(Data records)
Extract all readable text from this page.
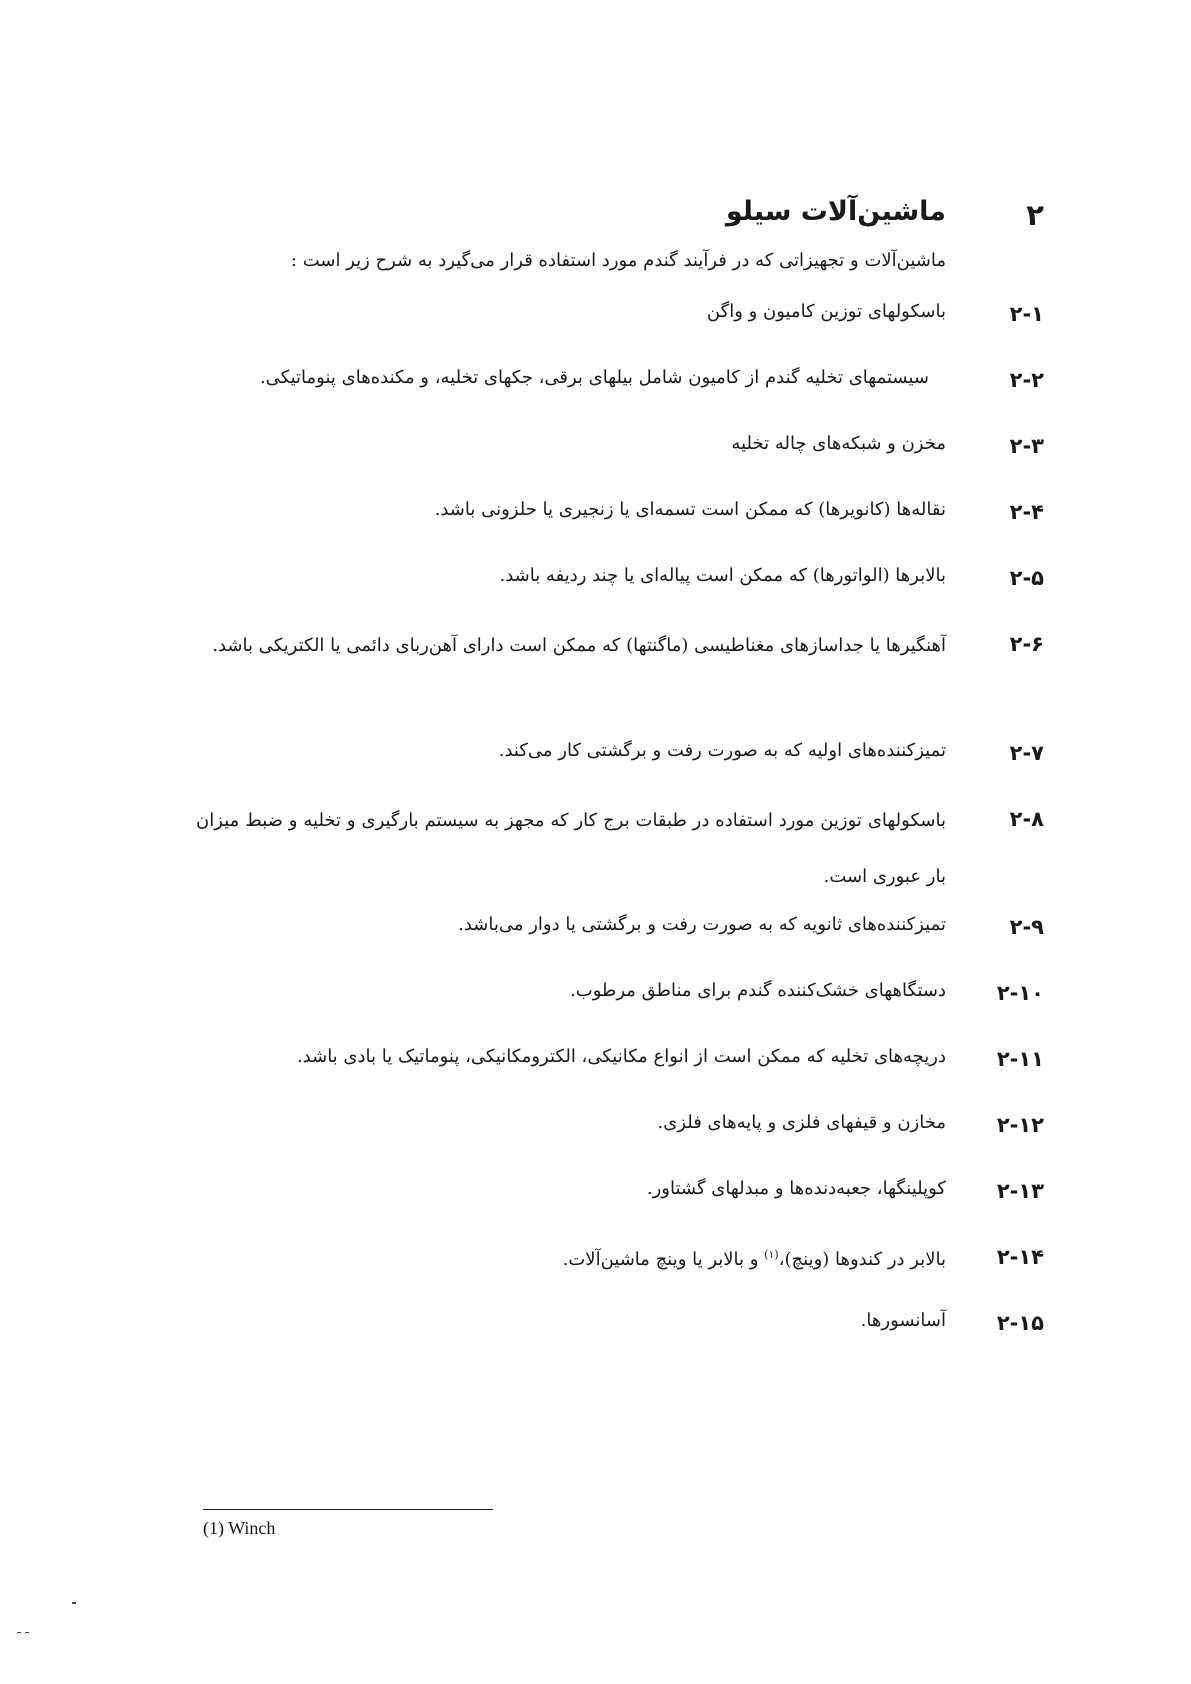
۲
ماشین‌آلات سیلو
ماشین‌آلات و تجهیزاتی که در فرآیند گندم مورد استفاده قرار می‌گیرد به شرح زیر است :
۲-۱
باسکولهای توزین کامیون و واگن
۲-۲
سیستمهای تخلیه گندم از کامیون شامل بیلهای برقی، جکهای تخلیه، و مکنده‌های پنوماتیکی.
۲-۳
مخزن و شبکه‌های چاله تخلیه
۲-۴
نقاله‌ها (کانویرها) که ممکن است تسمه‌ای یا زنجیری یا حلزونی باشد.
۲-۵
بالابرها (الواتورها) که ممکن است پیاله‌ای یا چند ردیفه باشد.
۲-۶
آهنگیرها یا جداسازهای مغناطیسی (ماگنتها) که ممکن است دارای آهن‌ربای دائمی یا الکتریکی باشد.
۲-۷
تمیزکننده‌های اولیه که به صورت رفت و برگشتی کار می‌کند.
۲-۸
باسکولهای توزین مورد استفاده در طبقات برج کار که مجهز به سیستم بارگیری و تخلیه و ضبط میزان بار عبوری است.
۲-۹
تمیزکننده‌های ثانویه که به صورت رفت و برگشتی یا دوار می‌باشد.
۲-۱۰
دستگاههای خشک‌کننده گندم برای مناطق مرطوب.
۲-۱۱
دریچه‌های تخلیه که ممکن است از انواع مکانیکی، الکترومکانیکی، پنوماتیک یا بادی باشد.
۲-۱۲
مخازن و قیفهای فلزی و پایه‌های فلزی.
۲-۱۳
کوپلینگها، جعبه‌دنده‌ها و مبدلهای گشتاور.
۲-۱۴
بالابر در کندوها (وینچ)،$^{(۱)}$ و بالابر یا وینچ ماشین‌آلات.
۲-۱۵
آسانسورها.
(1) Winch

> THE TASK
Each line with the string "آلات" in it needs to be found and copied.

> CORRECT RESULT
ماشین‌آلات سیلو
ماشین‌آلات و تجهیزاتی که در فرآیند گندم مورد استفاده قرار می‌گیرد به شرح زیر است :
بالابر در کندوها (وینچ)،$^{(۱)}$ و بالابر یا وینچ ماشین‌آلات.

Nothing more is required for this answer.